[Saved dataset items]
┏━━
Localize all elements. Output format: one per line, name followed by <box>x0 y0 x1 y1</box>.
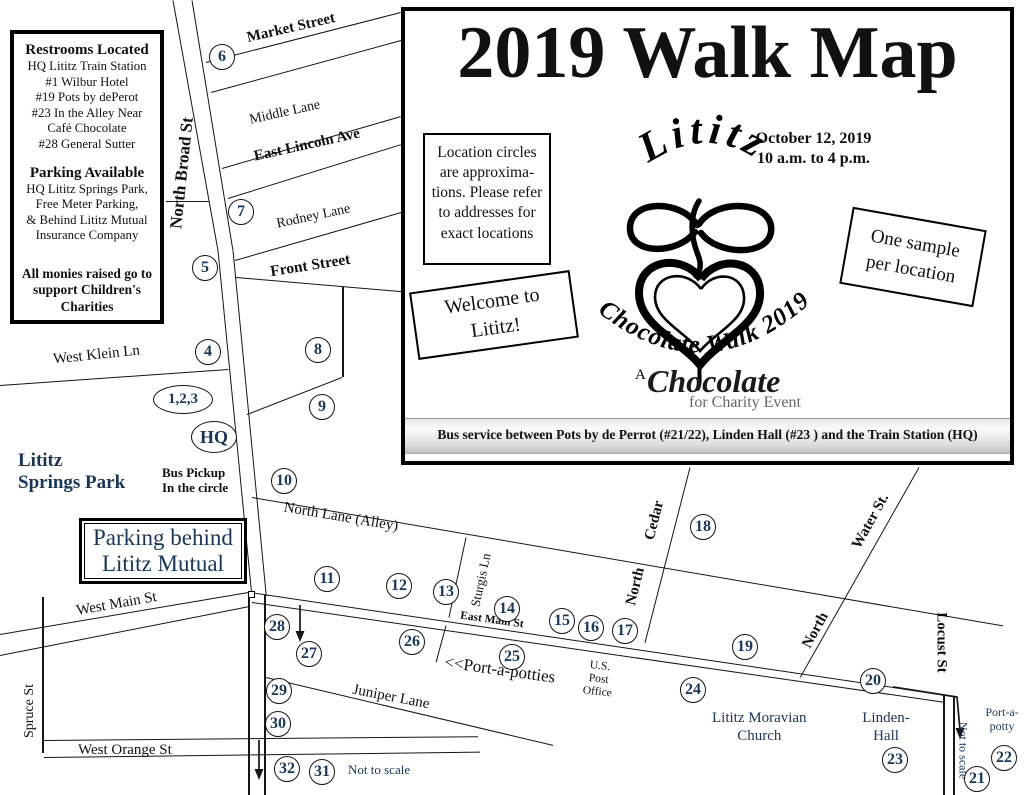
one-sample-box: One sample per location <box>839 207 986 307</box>
street-label-spruce-st: Spruce St <box>22 676 38 746</box>
location-circle-32: 32 <box>274 756 300 782</box>
title-panel: 2019 Walk Map Location circles are appro… <box>401 7 1014 465</box>
location-circle-30: 30 <box>265 711 291 737</box>
port-a-potty-label: Port-a- potty <box>980 705 1024 734</box>
location-circle-6: 6 <box>209 44 235 70</box>
location-circle-18: 18 <box>690 514 716 540</box>
location-circle-16: 16 <box>578 615 604 641</box>
parking-behind-lititz-mutual-box: Parking behind Lititz Mutual <box>79 518 247 584</box>
location-circle-19: 19 <box>732 634 758 660</box>
street-label-locust-st: Locust St <box>933 603 950 683</box>
svg-text:Chocolate Walk 2019: Chocolate Walk 2019 <box>594 286 816 358</box>
location-circle-12: 12 <box>386 573 412 599</box>
page-title: 2019 Walk Map <box>405 15 1010 93</box>
location-circle-17: 17 <box>612 618 638 644</box>
logo-city-text: Lititz <box>630 107 777 172</box>
parking-list: HQ Lititz Springs Park, Free Meter Parki… <box>14 182 160 244</box>
location-circle-14: 14 <box>494 596 520 622</box>
street-label-west-orange-st: West Orange St <box>78 742 172 759</box>
location-circle-31: 31 <box>309 759 335 785</box>
charity-note: All monies raised go to support Children… <box>14 266 160 315</box>
welcome-box: Welcome to Lititz! <box>409 270 579 360</box>
linden-hall-label: Linden- Hall <box>856 709 916 745</box>
legend-info-box: Restrooms Located HQ Lititz Train Statio… <box>10 30 164 324</box>
restrooms-list: HQ Lititz Train Station #1 Wilbur Hotel … <box>14 59 160 153</box>
location-circle-13: 13 <box>433 579 459 605</box>
restrooms-title: Restrooms Located <box>14 42 160 59</box>
location-circle-10: 10 <box>271 468 297 494</box>
location-circle-26: 26 <box>399 629 425 655</box>
parking-title: Parking Available <box>14 165 160 182</box>
lititz-moravian-church-label: Lititz Moravian Church <box>712 709 807 745</box>
location-circle-25: 25 <box>499 644 525 670</box>
location-circle-22: 22 <box>991 745 1017 771</box>
location-circle-7: 7 <box>228 199 254 225</box>
location-circle-15: 15 <box>549 608 575 634</box>
location-circle-5: 5 <box>192 255 218 281</box>
location-circle-28: 28 <box>264 614 290 640</box>
location-note-box: Location circles are approxima- tions. P… <box>423 133 551 265</box>
location-circle-23: 23 <box>882 747 908 773</box>
parking-behind-label: Parking behind Lititz Mutual <box>84 523 242 579</box>
location-circle-hq: HQ <box>191 421 237 453</box>
location-circle-4: 4 <box>195 339 221 365</box>
bus-service-note: Bus service between Pots by de Perrot (#… <box>405 418 1010 454</box>
logo-event-arc-text: Chocolate Walk 2019 <box>594 286 816 358</box>
location-circle-8: 8 <box>305 337 331 363</box>
location-circle-1-2-3: 1,2,3 <box>153 385 213 414</box>
not-to-scale-label: Not to scale <box>348 762 410 778</box>
location-circle-24: 24 <box>680 677 706 703</box>
chocolate-walk-logo: Lititz Chocolate Walk 2019 A Chocolate f… <box>585 103 825 411</box>
location-circle-29: 29 <box>266 678 292 704</box>
walk-map: Restrooms Located HQ Lititz Train Statio… <box>0 0 1024 795</box>
location-circle-21: 21 <box>964 766 990 792</box>
us-post-office-label: U.S. Post Office <box>582 659 615 701</box>
intersection-marker <box>248 591 255 598</box>
lititz-springs-park-label: Lititz Springs Park <box>18 450 125 495</box>
location-circle-20: 20 <box>860 668 886 694</box>
svg-text:Lititz: Lititz <box>630 107 777 172</box>
location-circle-9: 9 <box>309 394 335 420</box>
location-circle-11: 11 <box>314 566 340 592</box>
logo-a-text: A <box>635 367 646 383</box>
logo-tagline-text: for Charity Event <box>689 394 802 411</box>
location-circle-27: 27 <box>296 641 322 667</box>
bus-pickup-label: Bus Pickup In the circle <box>162 466 228 496</box>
┗━━
* YOUR TASK: Write out the lines above as a numbered list, skipping any blank lines. Leave the pictures out of your answer.

* FULL OUTPUT:
1. Localize all elements. Output format: one per line, name followed by <box>x0 y0 x1 y1</box>.
2. one-sample-box: One sample per location <box>839 207 986 307</box>
3. street-label-spruce-st: Spruce St <box>22 676 38 746</box>
4. location-circle-32: 32 <box>274 756 300 782</box>
5. title-panel: 2019 Walk Map Location circles are appro… <box>401 7 1014 465</box>
6. location-circle-30: 30 <box>265 711 291 737</box>
7. port-a-potty-label: Port-a- potty <box>980 705 1024 734</box>
8. location-circle-6: 6 <box>209 44 235 70</box>
9. location-circle-18: 18 <box>690 514 716 540</box>
10. location-circle-16: 16 <box>578 615 604 641</box>
11. parking-behind-lititz-mutual-box: Parking behind Lititz Mutual <box>79 518 247 584</box>
12. location-circle-19: 19 <box>732 634 758 660</box>
13. street-label-locust-st: Locust St <box>933 603 950 683</box>
14. svg-text:Chocolate Walk 2019: Chocolate Walk 2019 <box>594 286 816 358</box>
15. location-circle-12: 12 <box>386 573 412 599</box>
16. page-title: 2019 Walk Map <box>405 15 1010 93</box>
17. location-circle-17: 17 <box>612 618 638 644</box>
18. logo-city-text: Lititz <box>630 107 777 172</box>
19. parking-list: HQ Lititz Springs Park, Free Meter Parki… <box>14 182 160 244</box>
20. location-circle-14: 14 <box>494 596 520 622</box>
21. street-label-west-orange-st: West Orange St <box>78 742 172 759</box>
22. location-circle-31: 31 <box>309 759 335 785</box>
23. charity-note: All monies raised go to support Children… <box>14 266 160 315</box>
24. welcome-box: Welcome to Lititz! <box>409 270 579 360</box>
25. linden-hall-label: Linden- Hall <box>856 709 916 745</box>
26. legend-info-box: Restrooms Located HQ Lititz Train Statio… <box>10 30 164 324</box>
27. restrooms-list: HQ Lititz Train Station #1 Wilbur Hotel … <box>14 59 160 153</box>
28. location-circle-13: 13 <box>433 579 459 605</box>
29. restrooms-title: Restrooms Located <box>14 42 160 59</box>
30. location-circle-10: 10 <box>271 468 297 494</box>
31. location-circle-26: 26 <box>399 629 425 655</box>
32. parking-title: Parking Available <box>14 165 160 182</box>
33. lititz-moravian-church-label: Lititz Moravian Church <box>712 709 807 745</box>
34. location-circle-25: 25 <box>499 644 525 670</box>
35. location-circle-22: 22 <box>991 745 1017 771</box>
36. location-circle-7: 7 <box>228 199 254 225</box>
37. location-circle-15: 15 <box>549 608 575 634</box>
38. location-circle-5: 5 <box>192 255 218 281</box>
39. location-circle-28: 28 <box>264 614 290 640</box>
40. location-note-box: Location circles are approxima- tions. P… <box>423 133 551 265</box>
41. location-circle-23: 23 <box>882 747 908 773</box>
42. parking-behind-label: Parking behind Lititz Mutual <box>84 523 242 579</box>
43. location-circle-hq: HQ <box>191 421 237 453</box>
44. location-circle-4: 4 <box>195 339 221 365</box>
45. bus-service-note: Bus service between Pots by de Perrot (#… <box>405 418 1010 454</box>
46. logo-event-arc-text: Chocolate Walk 2019 <box>594 286 816 358</box>
47. location-circle-8: 8 <box>305 337 331 363</box>
48. location-circle-1-2-3: 1,2,3 <box>153 385 213 414</box>
49. not-to-scale-label: Not to scale <box>348 762 410 778</box>
50. location-circle-24: 24 <box>680 677 706 703</box>
51. chocolate-walk-logo: Lititz Chocolate Walk 2019 A Chocolate f… <box>585 103 825 411</box>
52. location-circle-29: 29 <box>266 678 292 704</box>
53. walk-map: Restrooms Located HQ Lititz Train Statio… <box>0 0 1024 795</box>
54. location-circle-21: 21 <box>964 766 990 792</box>
55. us-post-office-label: U.S. Post Office <box>582 659 615 701</box>
56. intersection-marker <box>248 591 255 598</box>
57. lititz-springs-park-label: Lititz Springs Park <box>18 450 125 495</box>
58. location-circle-20: 20 <box>860 668 886 694</box>
59. svg-text:Lititz: Lititz <box>630 107 777 172</box>
60. location-circle-9: 9 <box>309 394 335 420</box>
61. location-circle-11: 11 <box>314 566 340 592</box>
62. logo-a-text: A <box>635 367 646 383</box>
63. logo-tagline-text: for Charity Event <box>689 394 802 411</box>
64. location-circle-27: 27 <box>296 641 322 667</box>
65. bus-pickup-label: Bus Pickup In the circle <box>162 466 228 496</box>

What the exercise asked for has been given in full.